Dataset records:
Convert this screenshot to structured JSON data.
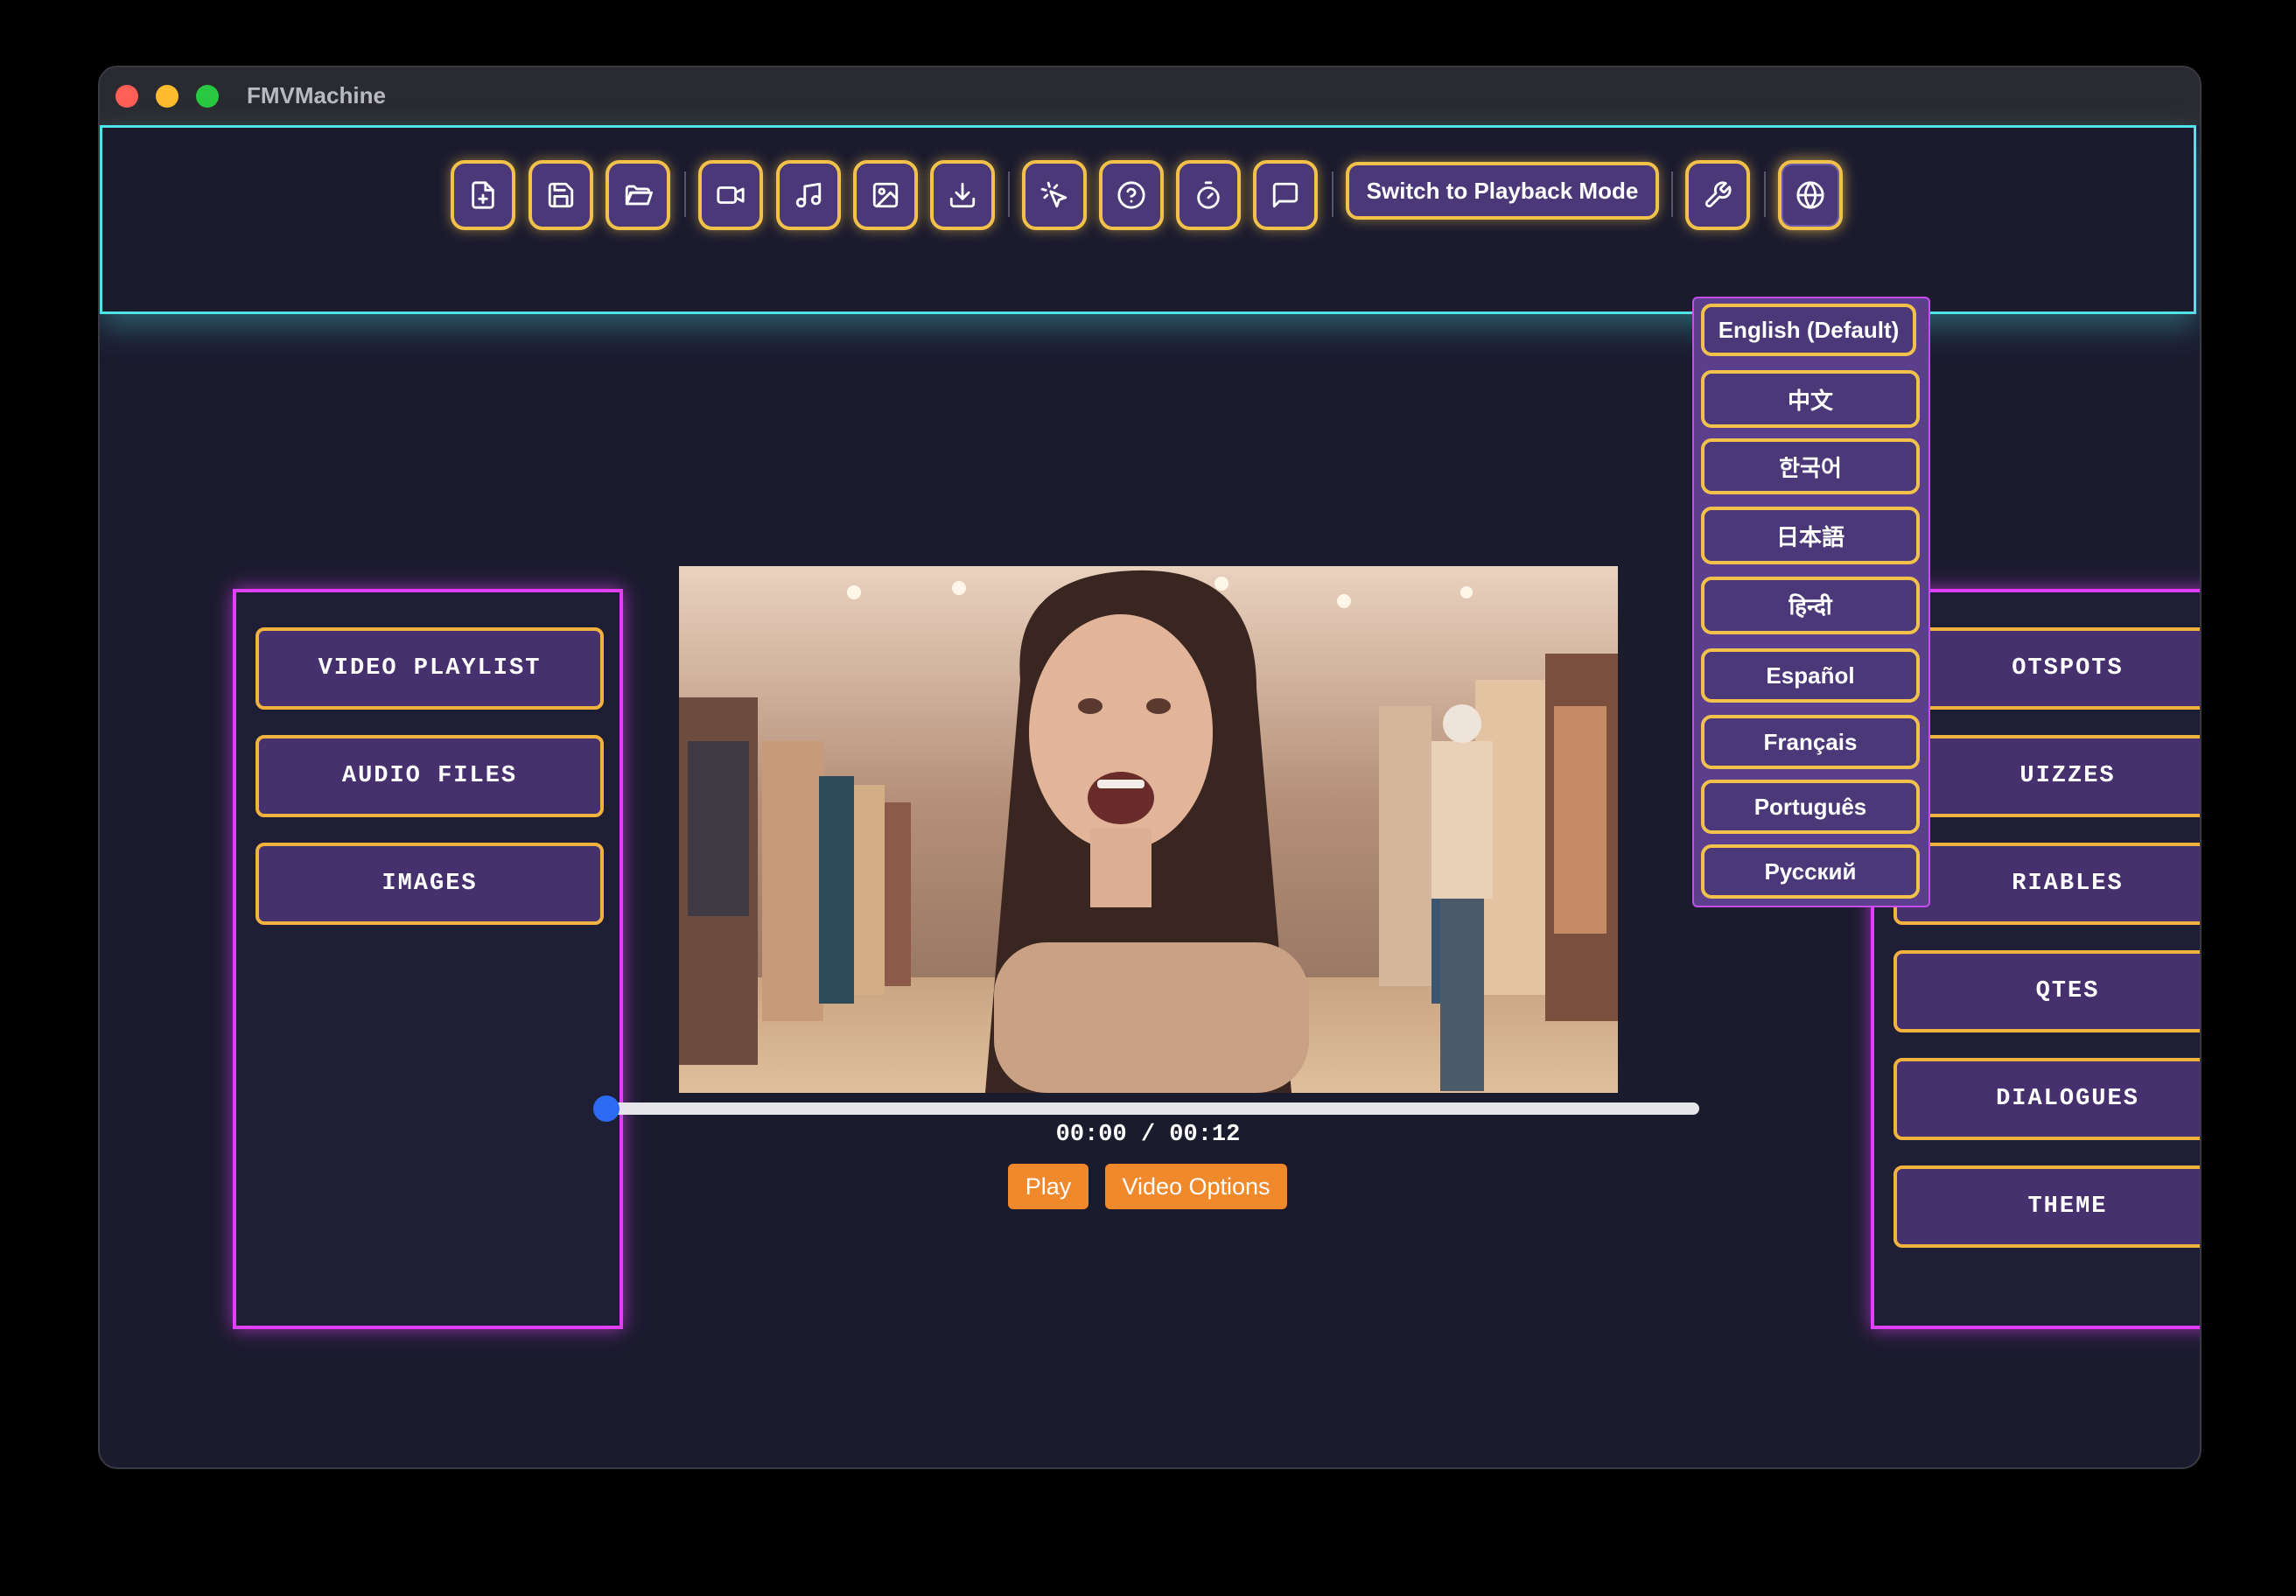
{
  "window": {
    "title": "FMVMachine"
  },
  "toolbar": {
    "icons": [
      "new-file-icon",
      "save-icon",
      "open-folder-icon",
      "video-icon",
      "music-icon",
      "image-icon",
      "download-icon",
      "pointer-icon",
      "help-icon",
      "timer-icon",
      "chat-icon"
    ],
    "mode_button": "Switch to Playback Mode",
    "settings_icon": "wrench-icon",
    "language_icon": "globe-icon"
  },
  "left_panel": {
    "items": [
      "VIDEO PLAYLIST",
      "AUDIO FILES",
      "IMAGES"
    ]
  },
  "right_panel": {
    "items": [
      "OTSPOTS",
      "UIZZES",
      "RIABLES",
      "QTES",
      "DIALOGUES",
      "THEME"
    ]
  },
  "player": {
    "timecode": "00:00 / 00:12",
    "progress": 0,
    "play_label": "Play",
    "options_label": "Video Options"
  },
  "language_menu": {
    "items": [
      "English (Default)",
      "中文",
      "한국어",
      "日本語",
      "हिन्दी",
      "Español",
      "Français",
      "Português",
      "Русский"
    ]
  },
  "colors": {
    "accent_cyan": "#4fe3e8",
    "accent_magenta": "#e040fb",
    "accent_gold": "#f2c14a",
    "button_purple": "#4a3878",
    "orange": "#f0892c"
  }
}
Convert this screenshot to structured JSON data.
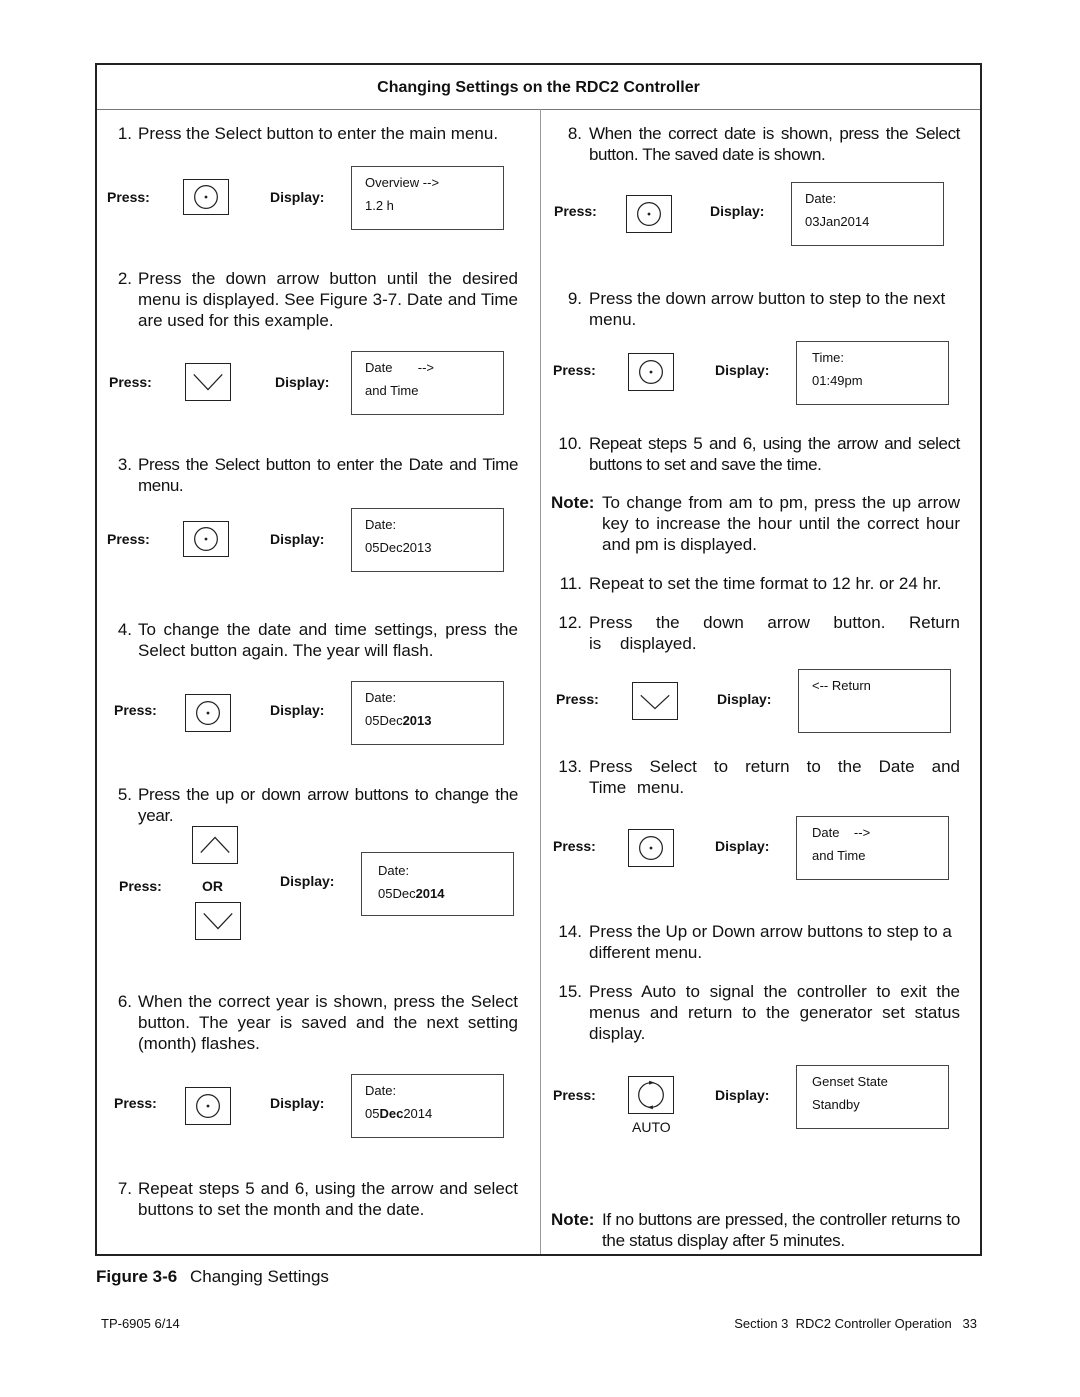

Your goal:
Return the full material word for word. Do not include the pictures.

The result:
Convert this screenshot to structured JSON data.
{
  "window": {
    "title": "FMVMachine"
  },
  "toolbar": {
    "icons": [
      "new-file-icon",
      "save-icon",
      "open-folder-icon",
      "video-icon",
      "music-icon",
      "image-icon",
      "download-icon",
      "pointer-icon",
      "help-icon",
      "timer-icon",
      "chat-icon"
    ],
    "mode_button": "Switch to Playback Mode",
    "settings_icon": "wrench-icon",
    "language_icon": "globe-icon"
  },
  "left_panel": {
    "items": [
      "VIDEO PLAYLIST",
      "AUDIO FILES",
      "IMAGES"
    ]
  },
  "right_panel": {
    "items": [
      "OTSPOTS",
      "UIZZES",
      "RIABLES",
      "QTES",
      "DIALOGUES",
      "THEME"
    ]
  },
  "player": {
    "timecode": "00:00 / 00:12",
    "progress": 0,
    "play_label": "Play",
    "options_label": "Video Options"
  },
  "language_menu": {
    "items": [
      "English (Default)",
      "中文",
      "한국어",
      "日本語",
      "हिन्दी",
      "Español",
      "Français",
      "Português",
      "Русский"
    ]
  },
  "colors": {
    "accent_cyan": "#4fe3e8",
    "accent_magenta": "#e040fb",
    "accent_gold": "#f2c14a",
    "button_purple": "#4a3878",
    "orange": "#f0892c"
  }
}
Convert this screenshot to structured JSON data.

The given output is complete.